* **AIM OF THE TASK**
Copy out each line of the material in which the word "average" appears.

## start RECORD EXCERPTS

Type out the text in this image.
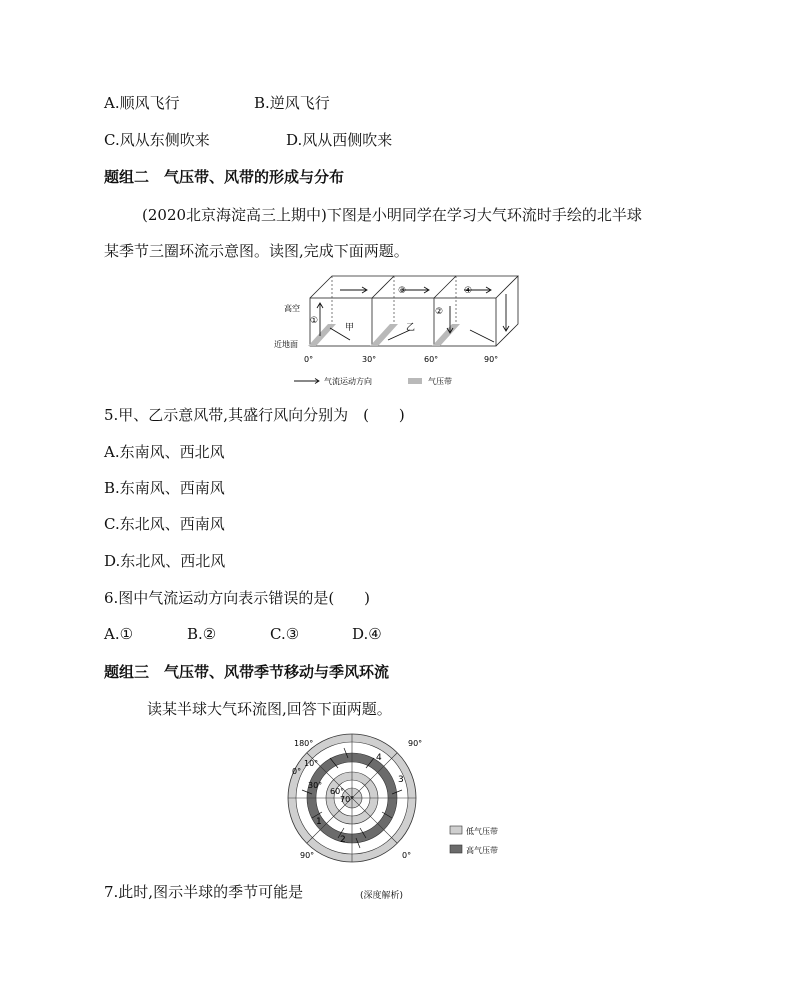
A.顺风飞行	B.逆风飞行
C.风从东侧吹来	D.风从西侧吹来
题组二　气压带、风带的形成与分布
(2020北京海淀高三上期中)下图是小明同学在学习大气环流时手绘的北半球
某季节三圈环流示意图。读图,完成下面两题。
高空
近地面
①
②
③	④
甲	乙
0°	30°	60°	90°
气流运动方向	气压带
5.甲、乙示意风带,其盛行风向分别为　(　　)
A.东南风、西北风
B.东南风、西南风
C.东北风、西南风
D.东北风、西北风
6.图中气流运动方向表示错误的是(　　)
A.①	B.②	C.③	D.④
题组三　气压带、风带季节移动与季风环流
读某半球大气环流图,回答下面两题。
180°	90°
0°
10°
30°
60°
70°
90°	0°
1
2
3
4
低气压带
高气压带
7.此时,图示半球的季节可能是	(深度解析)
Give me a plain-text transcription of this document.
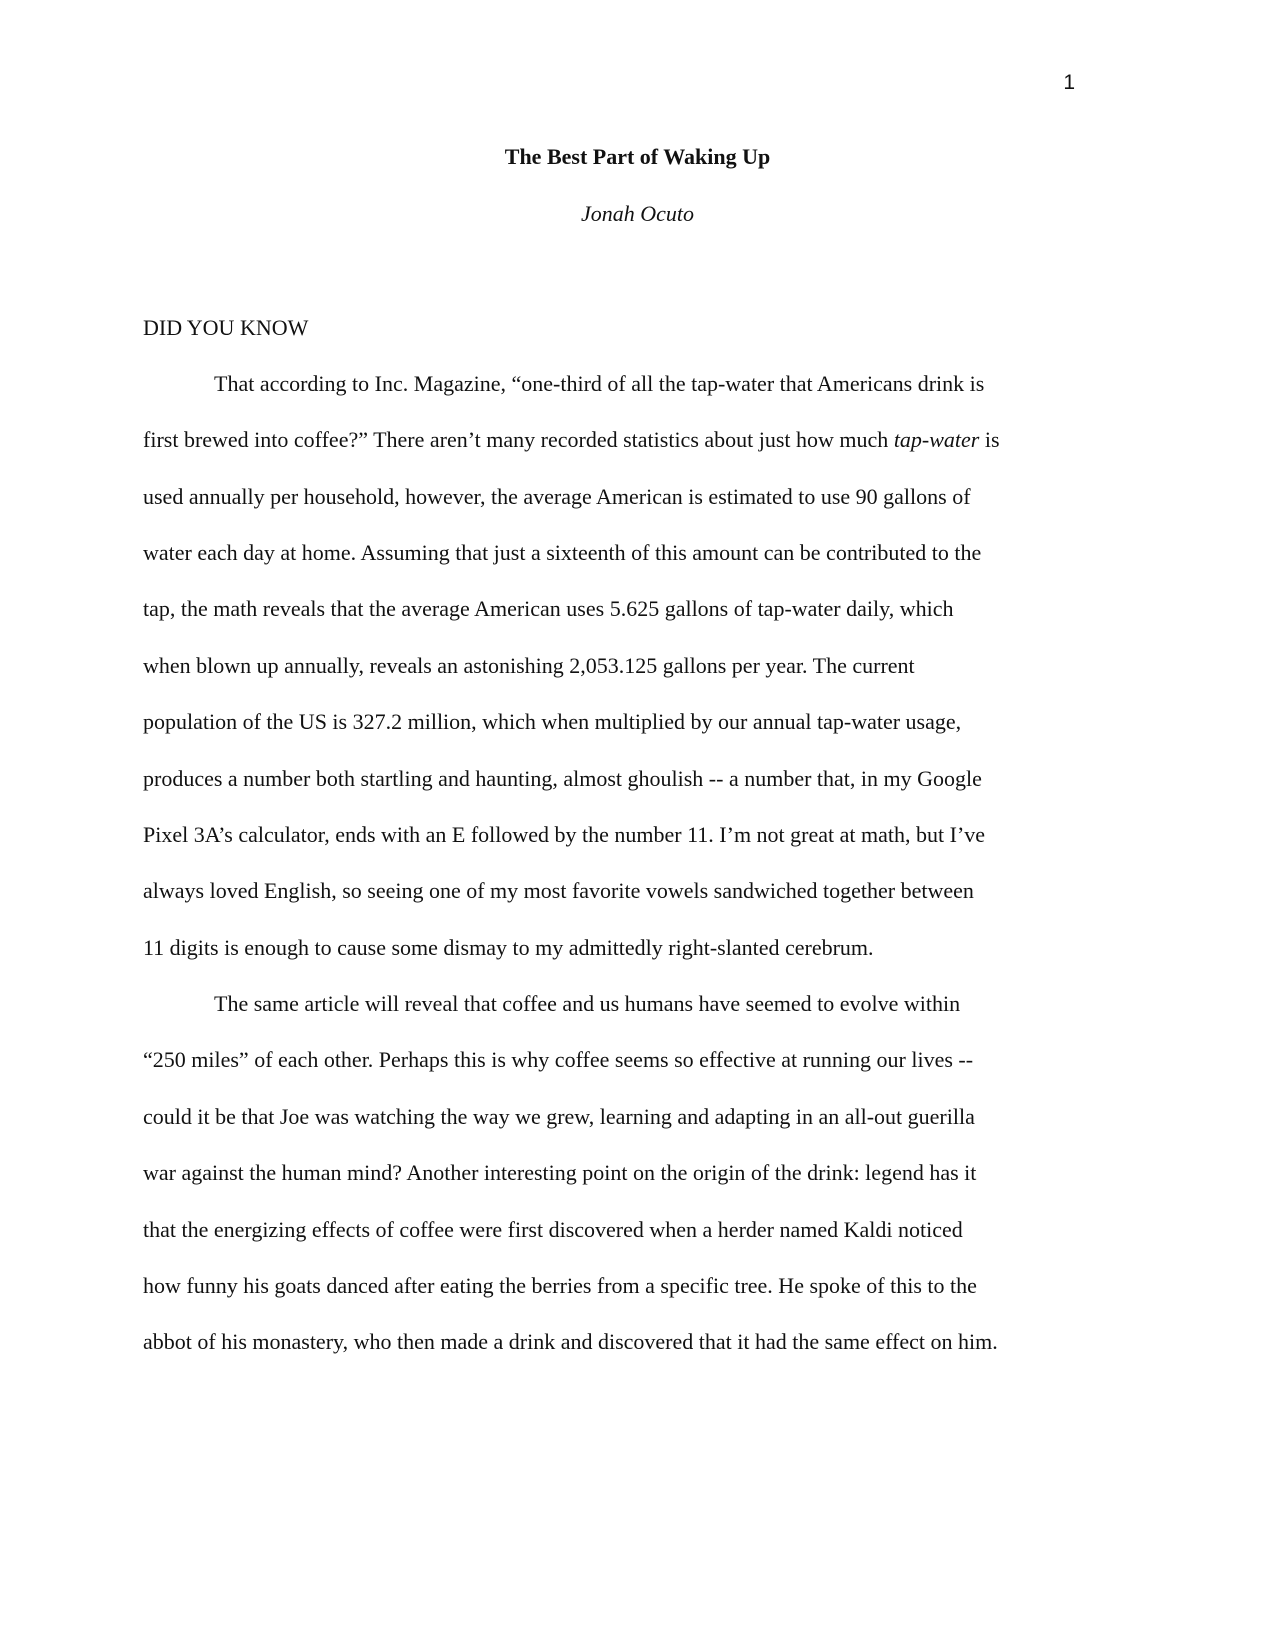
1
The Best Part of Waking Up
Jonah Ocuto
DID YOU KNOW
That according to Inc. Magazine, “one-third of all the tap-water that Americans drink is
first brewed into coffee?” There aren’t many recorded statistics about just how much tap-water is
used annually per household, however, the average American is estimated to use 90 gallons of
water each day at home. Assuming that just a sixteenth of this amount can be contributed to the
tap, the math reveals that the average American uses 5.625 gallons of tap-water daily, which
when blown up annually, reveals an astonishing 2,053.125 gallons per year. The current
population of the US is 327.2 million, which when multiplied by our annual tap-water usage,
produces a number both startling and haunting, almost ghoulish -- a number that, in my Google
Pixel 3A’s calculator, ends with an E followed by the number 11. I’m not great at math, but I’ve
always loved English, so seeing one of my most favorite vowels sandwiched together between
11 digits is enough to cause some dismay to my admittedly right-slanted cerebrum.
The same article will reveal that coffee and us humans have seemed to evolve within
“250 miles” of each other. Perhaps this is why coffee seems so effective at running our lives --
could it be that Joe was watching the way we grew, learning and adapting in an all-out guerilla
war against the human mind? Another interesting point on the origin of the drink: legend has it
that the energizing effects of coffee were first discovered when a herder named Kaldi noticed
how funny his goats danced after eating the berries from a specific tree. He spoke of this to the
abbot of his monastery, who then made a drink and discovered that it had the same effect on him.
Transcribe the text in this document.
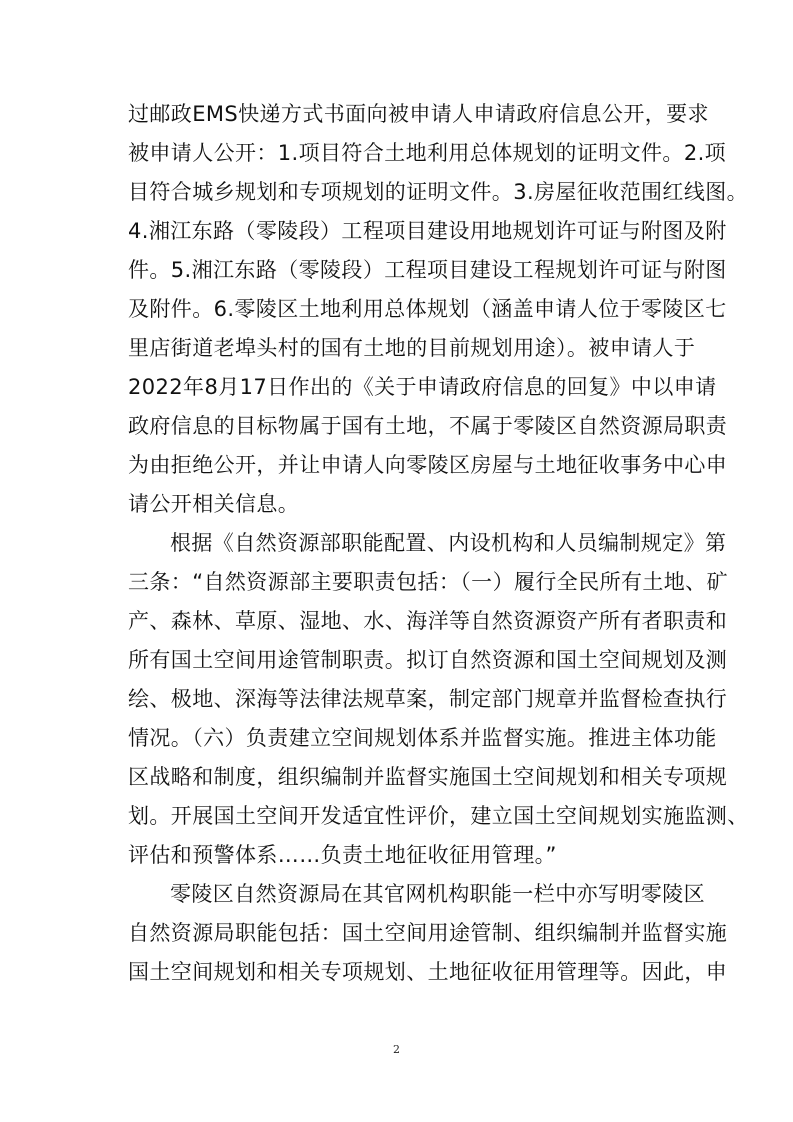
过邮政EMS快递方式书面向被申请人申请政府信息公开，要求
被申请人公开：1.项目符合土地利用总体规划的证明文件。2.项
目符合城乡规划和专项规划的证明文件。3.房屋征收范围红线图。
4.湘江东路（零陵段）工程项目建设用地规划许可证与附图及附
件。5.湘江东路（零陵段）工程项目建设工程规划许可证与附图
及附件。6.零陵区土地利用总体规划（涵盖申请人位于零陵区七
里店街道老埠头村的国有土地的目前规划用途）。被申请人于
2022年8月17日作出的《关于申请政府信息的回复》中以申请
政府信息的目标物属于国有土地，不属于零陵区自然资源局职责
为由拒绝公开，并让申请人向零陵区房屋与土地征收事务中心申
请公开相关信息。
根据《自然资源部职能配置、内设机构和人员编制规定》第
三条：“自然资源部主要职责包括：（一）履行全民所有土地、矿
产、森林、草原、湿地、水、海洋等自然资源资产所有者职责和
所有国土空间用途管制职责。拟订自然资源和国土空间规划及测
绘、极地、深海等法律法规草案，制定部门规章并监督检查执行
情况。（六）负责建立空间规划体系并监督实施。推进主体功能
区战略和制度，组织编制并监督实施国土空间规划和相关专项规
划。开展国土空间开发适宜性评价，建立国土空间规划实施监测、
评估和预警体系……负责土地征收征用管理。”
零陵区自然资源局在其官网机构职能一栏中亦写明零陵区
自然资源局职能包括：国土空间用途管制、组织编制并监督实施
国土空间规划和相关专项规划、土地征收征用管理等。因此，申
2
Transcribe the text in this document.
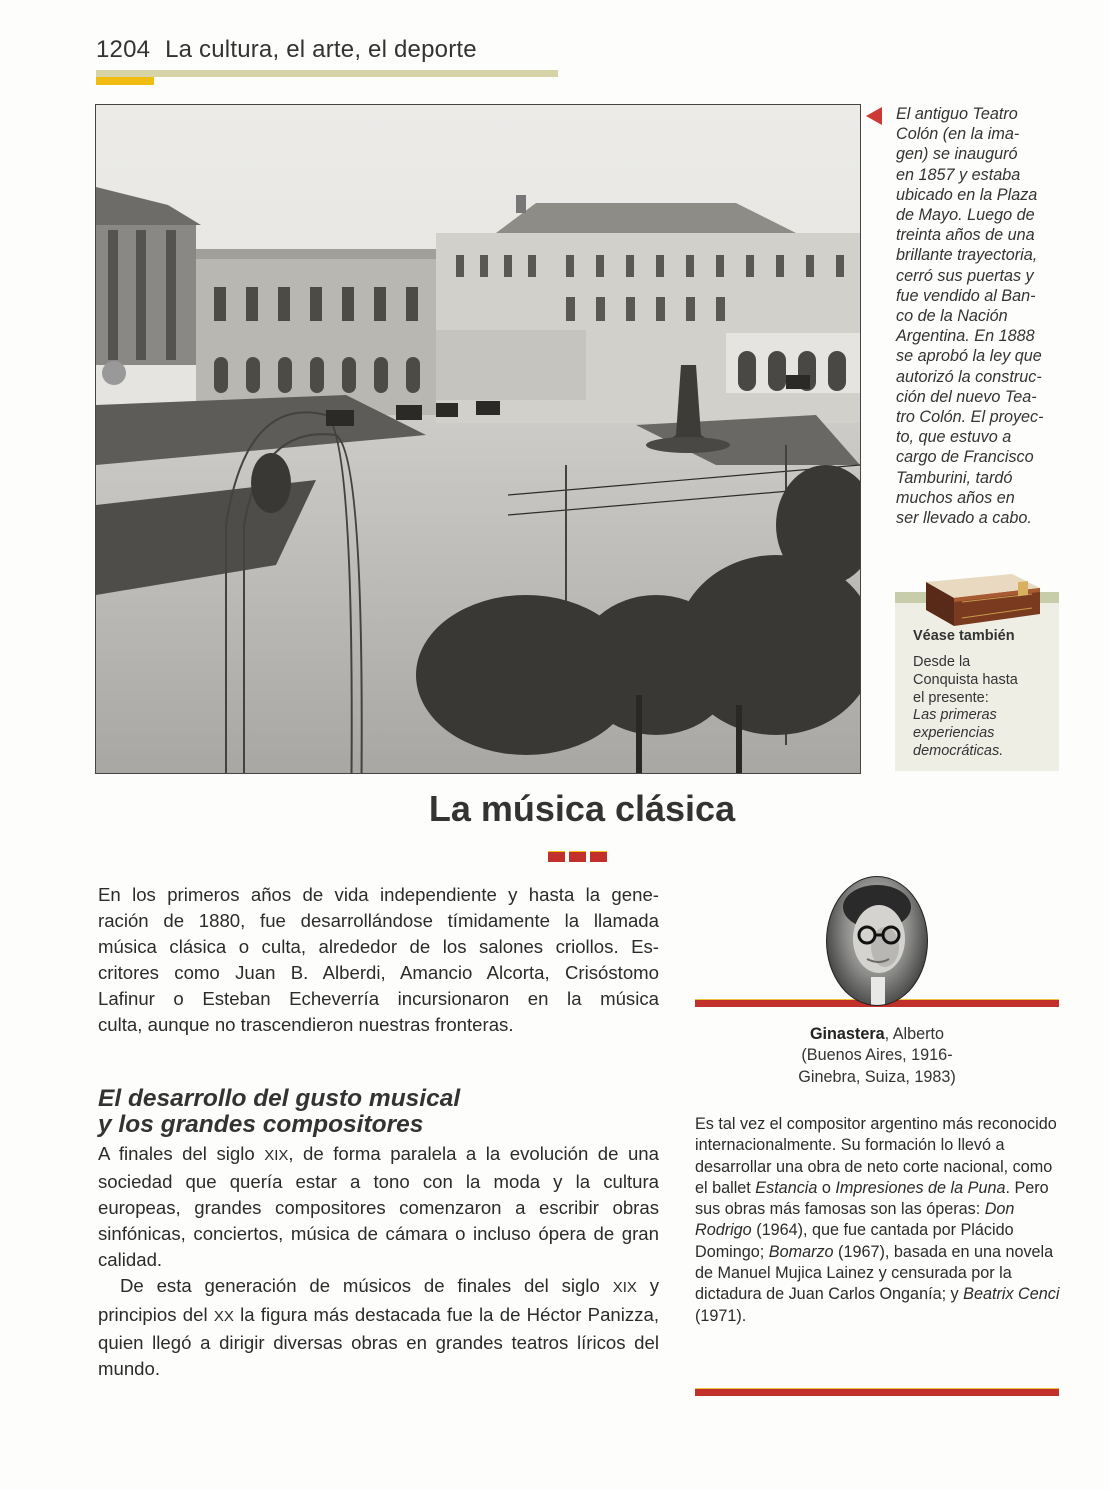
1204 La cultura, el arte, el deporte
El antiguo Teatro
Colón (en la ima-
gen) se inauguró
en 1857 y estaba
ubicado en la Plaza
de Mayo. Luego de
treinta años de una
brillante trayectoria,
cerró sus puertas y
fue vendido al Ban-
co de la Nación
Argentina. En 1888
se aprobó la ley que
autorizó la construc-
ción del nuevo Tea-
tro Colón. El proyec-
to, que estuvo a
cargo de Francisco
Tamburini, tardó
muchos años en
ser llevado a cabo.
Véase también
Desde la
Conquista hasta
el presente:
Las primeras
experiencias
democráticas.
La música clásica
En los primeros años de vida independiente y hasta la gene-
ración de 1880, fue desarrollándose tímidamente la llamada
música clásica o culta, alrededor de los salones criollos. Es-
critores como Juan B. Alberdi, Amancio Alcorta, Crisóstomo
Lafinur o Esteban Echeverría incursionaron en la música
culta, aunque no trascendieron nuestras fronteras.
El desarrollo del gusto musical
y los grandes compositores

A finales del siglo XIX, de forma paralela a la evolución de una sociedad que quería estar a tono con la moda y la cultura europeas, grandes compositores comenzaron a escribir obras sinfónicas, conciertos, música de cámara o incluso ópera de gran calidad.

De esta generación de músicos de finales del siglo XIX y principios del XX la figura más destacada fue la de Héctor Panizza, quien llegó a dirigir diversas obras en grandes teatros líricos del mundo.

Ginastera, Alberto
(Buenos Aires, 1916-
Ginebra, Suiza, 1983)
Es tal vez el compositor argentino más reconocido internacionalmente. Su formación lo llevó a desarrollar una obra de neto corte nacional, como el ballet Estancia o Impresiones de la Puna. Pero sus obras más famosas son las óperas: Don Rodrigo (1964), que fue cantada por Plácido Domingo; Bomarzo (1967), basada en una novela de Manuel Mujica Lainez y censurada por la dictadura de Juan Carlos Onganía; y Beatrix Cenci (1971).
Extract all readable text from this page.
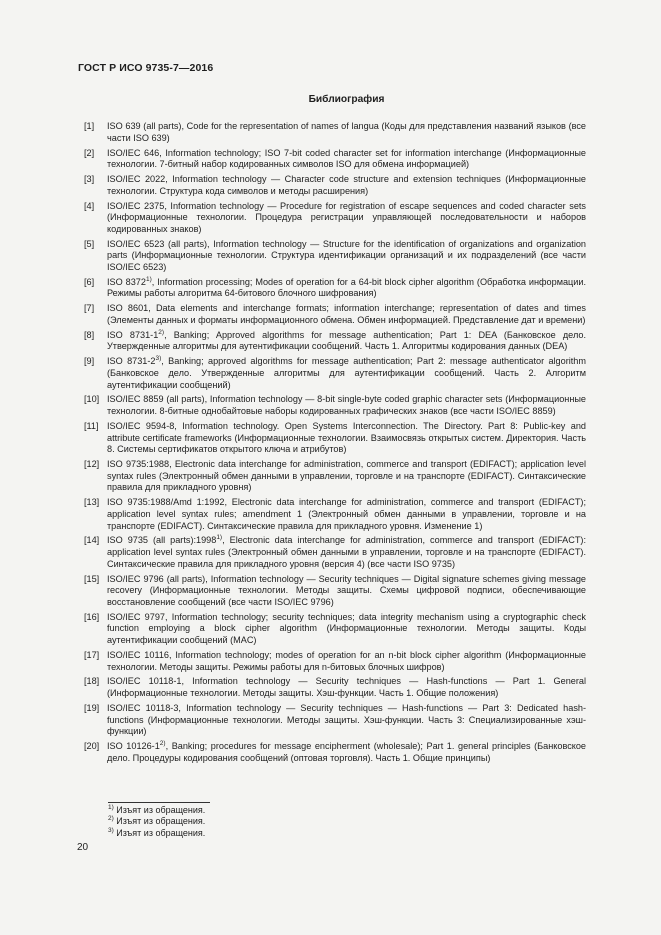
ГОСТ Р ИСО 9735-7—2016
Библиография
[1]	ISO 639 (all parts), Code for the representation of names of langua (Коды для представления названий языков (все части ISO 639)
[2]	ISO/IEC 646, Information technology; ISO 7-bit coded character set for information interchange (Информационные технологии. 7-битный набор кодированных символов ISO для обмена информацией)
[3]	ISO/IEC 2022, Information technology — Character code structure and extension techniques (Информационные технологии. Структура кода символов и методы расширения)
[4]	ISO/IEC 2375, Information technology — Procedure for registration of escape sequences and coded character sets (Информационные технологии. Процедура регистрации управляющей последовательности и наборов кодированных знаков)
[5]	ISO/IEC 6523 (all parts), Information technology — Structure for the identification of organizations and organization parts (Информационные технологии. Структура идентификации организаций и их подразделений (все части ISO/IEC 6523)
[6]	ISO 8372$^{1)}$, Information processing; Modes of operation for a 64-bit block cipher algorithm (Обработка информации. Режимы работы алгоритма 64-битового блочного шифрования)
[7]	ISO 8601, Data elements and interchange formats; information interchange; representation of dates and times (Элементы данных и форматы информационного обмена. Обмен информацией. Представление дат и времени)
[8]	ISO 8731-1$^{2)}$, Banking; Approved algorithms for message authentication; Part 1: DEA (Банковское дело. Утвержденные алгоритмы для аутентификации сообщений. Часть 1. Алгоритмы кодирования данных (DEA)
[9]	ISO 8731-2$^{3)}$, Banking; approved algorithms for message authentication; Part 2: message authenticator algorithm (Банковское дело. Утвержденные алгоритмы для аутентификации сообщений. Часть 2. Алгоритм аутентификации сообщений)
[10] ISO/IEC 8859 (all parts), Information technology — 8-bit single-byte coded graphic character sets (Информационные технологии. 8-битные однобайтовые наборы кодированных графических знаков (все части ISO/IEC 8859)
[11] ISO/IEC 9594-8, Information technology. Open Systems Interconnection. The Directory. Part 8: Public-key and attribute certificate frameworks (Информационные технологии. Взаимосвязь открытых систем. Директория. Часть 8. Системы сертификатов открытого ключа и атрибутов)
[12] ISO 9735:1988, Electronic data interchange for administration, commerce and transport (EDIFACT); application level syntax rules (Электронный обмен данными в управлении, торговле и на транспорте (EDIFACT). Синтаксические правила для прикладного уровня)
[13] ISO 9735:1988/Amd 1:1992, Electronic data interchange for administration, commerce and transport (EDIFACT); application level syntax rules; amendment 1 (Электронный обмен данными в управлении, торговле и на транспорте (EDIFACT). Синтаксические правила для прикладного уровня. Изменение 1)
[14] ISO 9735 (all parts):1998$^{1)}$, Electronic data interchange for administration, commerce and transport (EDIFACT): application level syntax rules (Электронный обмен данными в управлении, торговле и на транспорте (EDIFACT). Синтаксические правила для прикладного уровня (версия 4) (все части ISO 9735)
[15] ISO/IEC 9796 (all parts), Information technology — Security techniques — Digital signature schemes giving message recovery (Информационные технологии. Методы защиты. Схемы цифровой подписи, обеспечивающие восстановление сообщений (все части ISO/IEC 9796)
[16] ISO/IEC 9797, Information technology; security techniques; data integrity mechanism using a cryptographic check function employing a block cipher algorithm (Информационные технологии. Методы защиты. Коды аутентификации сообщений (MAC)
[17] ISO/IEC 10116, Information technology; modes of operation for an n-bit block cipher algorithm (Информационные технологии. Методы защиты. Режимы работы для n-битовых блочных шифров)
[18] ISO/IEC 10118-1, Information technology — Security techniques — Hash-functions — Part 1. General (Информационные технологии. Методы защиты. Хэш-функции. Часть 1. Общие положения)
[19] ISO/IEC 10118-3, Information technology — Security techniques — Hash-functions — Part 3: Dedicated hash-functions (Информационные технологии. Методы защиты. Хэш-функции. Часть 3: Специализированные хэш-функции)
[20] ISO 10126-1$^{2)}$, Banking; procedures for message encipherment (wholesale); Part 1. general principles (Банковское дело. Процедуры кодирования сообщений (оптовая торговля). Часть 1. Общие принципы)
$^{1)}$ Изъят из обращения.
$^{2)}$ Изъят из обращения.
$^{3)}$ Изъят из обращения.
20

## end RECORD EXCERPTS

* **RESPONSE BELOW**
used annually per household, however, the average American is estimated to use 90 gallons of
tap, the math reveals that the average American uses 5.625 gallons of tap-water daily, which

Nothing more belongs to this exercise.